Structured figure records:
::::::::::

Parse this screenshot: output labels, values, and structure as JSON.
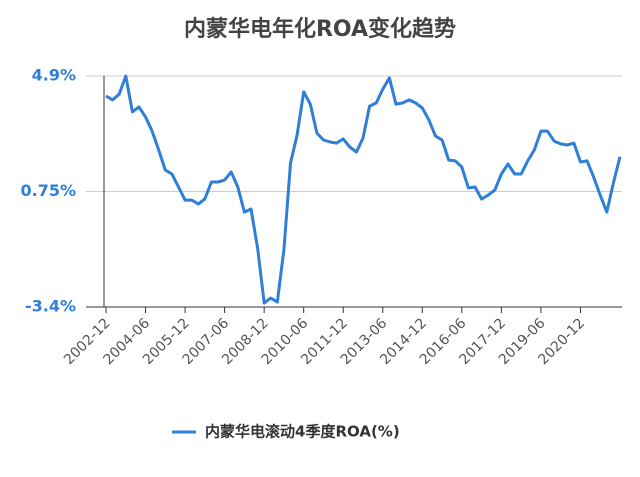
{
  "chart_data": {
    "type": "line",
    "title": "内蒙华电年化ROA变化趋势",
    "categories": [
      "2002-12",
      null,
      null,
      null,
      null,
      null,
      "2004-06",
      null,
      null,
      null,
      null,
      null,
      "2005-12",
      null,
      null,
      null,
      null,
      null,
      "2007-06",
      null,
      null,
      null,
      null,
      null,
      "2008-12",
      null,
      null,
      null,
      null,
      null,
      "2010-06",
      null,
      null,
      null,
      null,
      null,
      "2011-12",
      null,
      null,
      null,
      null,
      null,
      "2013-06",
      null,
      null,
      null,
      null,
      null,
      "2014-12",
      null,
      null,
      null,
      null,
      null,
      "2016-06",
      null,
      null,
      null,
      null,
      null,
      "2017-12",
      null,
      null,
      null,
      null,
      null,
      "2019-06",
      null,
      null,
      null,
      null,
      null,
      "2020-12",
      null,
      null,
      null,
      null,
      null,
      null
    ],
    "series": [
      {
        "name": "内蒙华电滚动4季度ROA(%)",
        "color": "#2f7ed8",
        "values": [
          4.18,
          4.04,
          4.25,
          4.9,
          3.61,
          3.79,
          3.43,
          2.92,
          2.24,
          1.52,
          1.38,
          0.91,
          0.44,
          0.44,
          0.3,
          0.48,
          1.09,
          1.09,
          1.16,
          1.45,
          0.91,
          0.01,
          0.12,
          -1.28,
          -3.26,
          -3.08,
          -3.22,
          -1.35,
          1.77,
          2.78,
          4.33,
          3.89,
          2.85,
          2.6,
          2.53,
          2.49,
          2.64,
          2.35,
          2.17,
          2.67,
          3.82,
          3.93,
          4.43,
          4.83,
          3.89,
          3.93,
          4.04,
          3.93,
          3.75,
          3.32,
          2.74,
          2.6,
          1.88,
          1.85,
          1.63,
          0.88,
          0.91,
          0.48,
          0.62,
          0.8,
          1.38,
          1.74,
          1.38,
          1.38,
          1.85,
          2.24,
          2.92,
          2.92,
          2.56,
          2.46,
          2.42,
          2.49,
          1.81,
          1.85,
          1.27,
          0.62,
          0.01,
          1.06,
          2.0
        ]
      }
    ],
    "ylim": [
      -3.4,
      4.9
    ],
    "yticks": [
      {
        "value": -3.4,
        "label": "-3.4%"
      },
      {
        "value": 0.75,
        "label": "0.75%"
      },
      {
        "value": 4.9,
        "label": "4.9%"
      }
    ],
    "grid": true
  }
}
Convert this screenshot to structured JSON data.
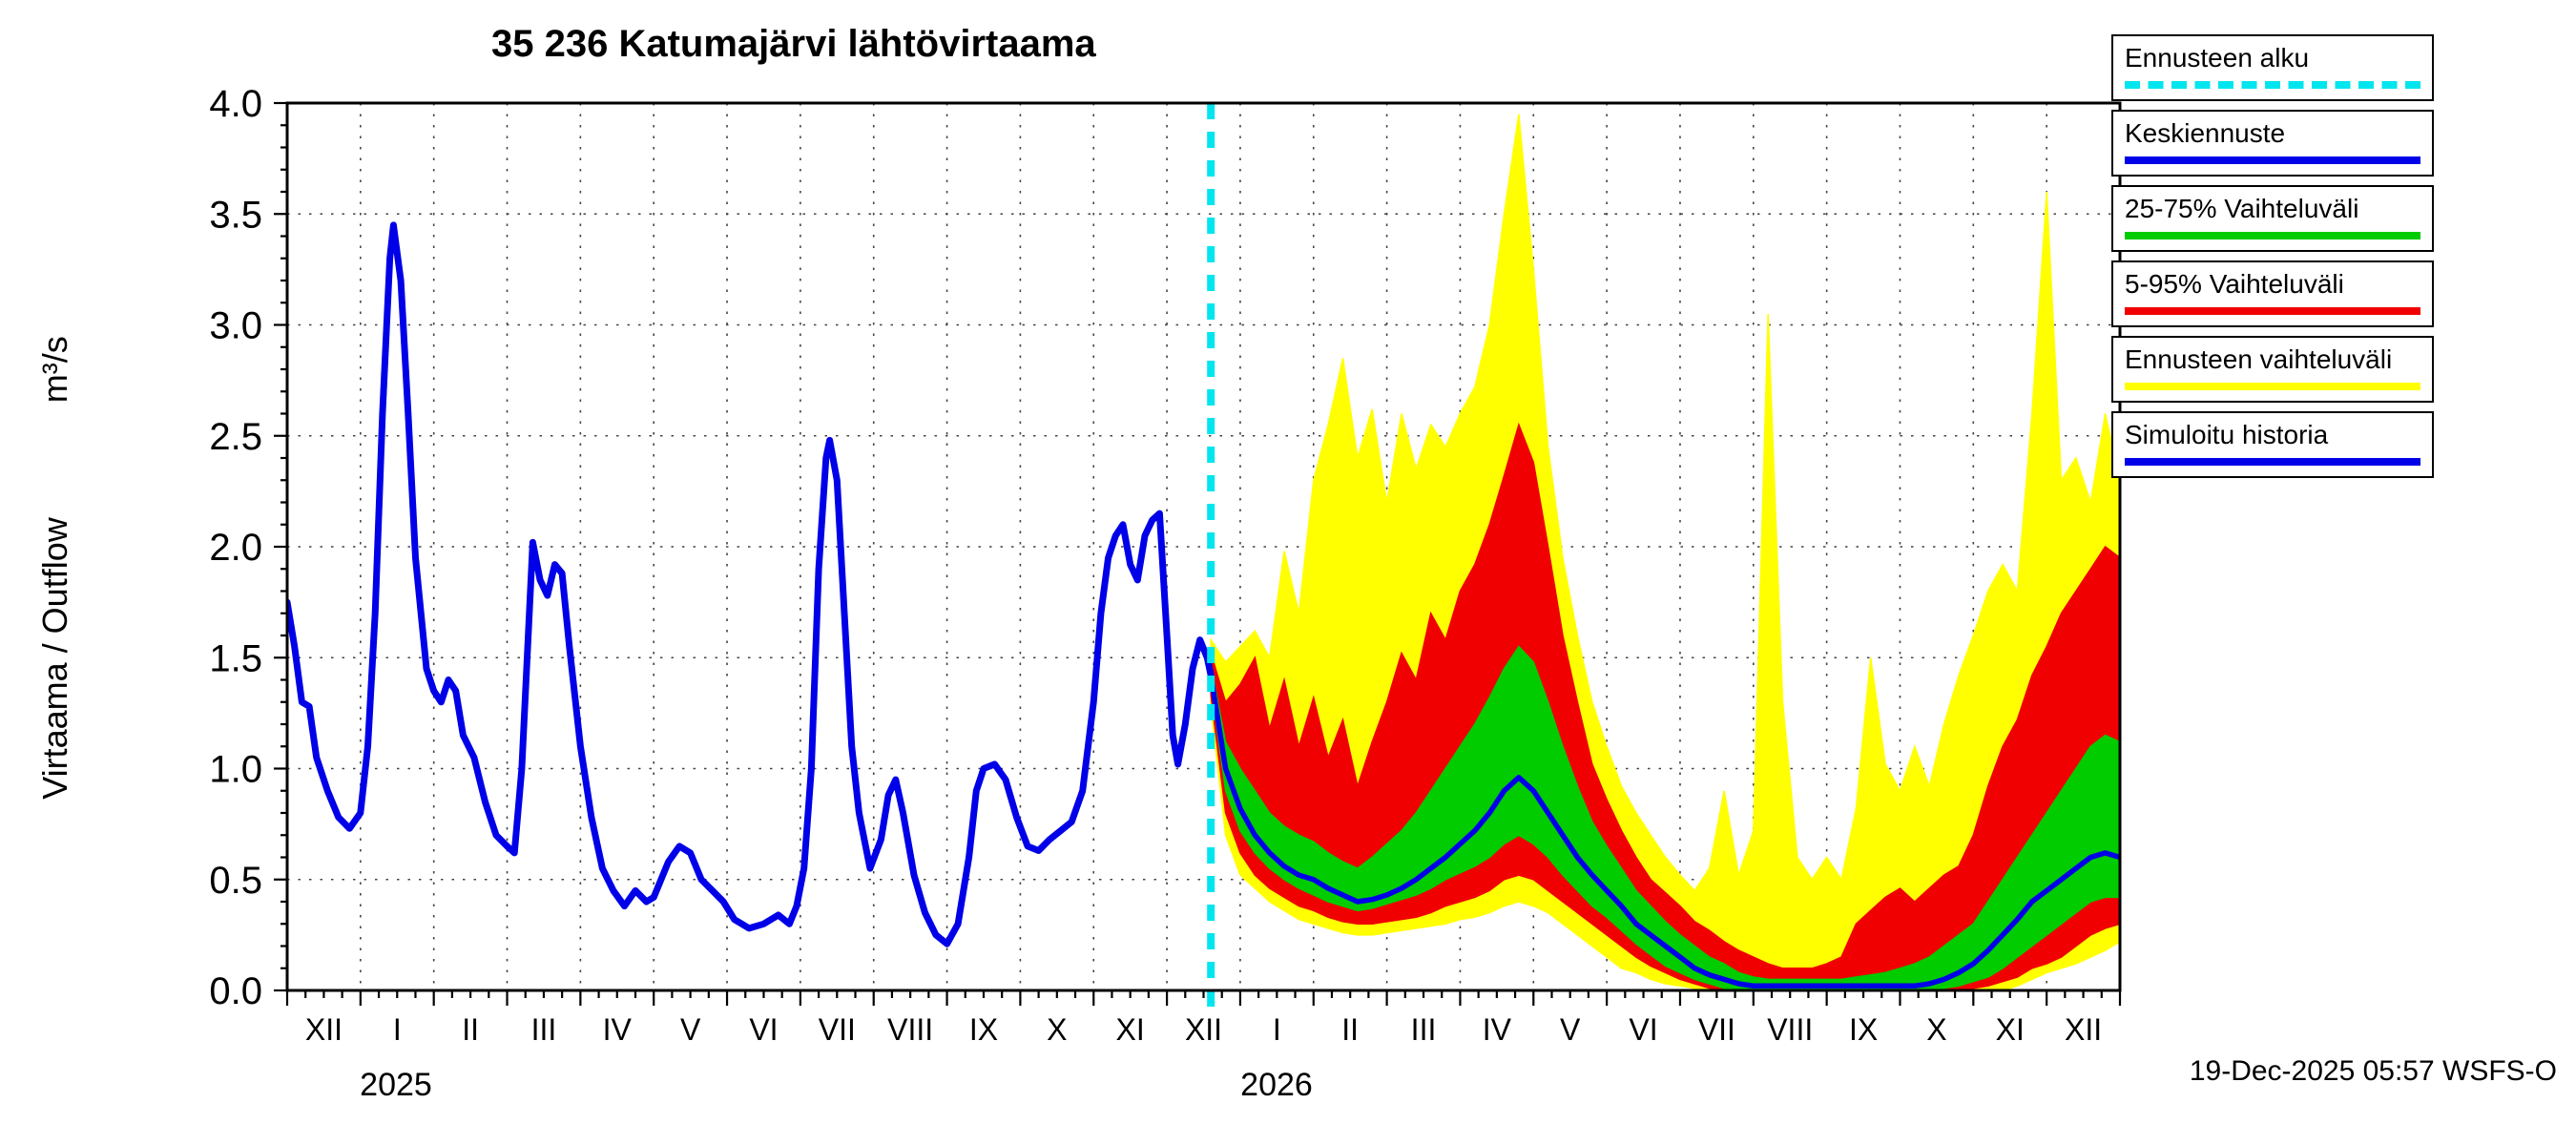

::::::::::

### Task directions
Check each line in the listing above for the string "values", then report how many lines contain it, with no other text.

### Task result
2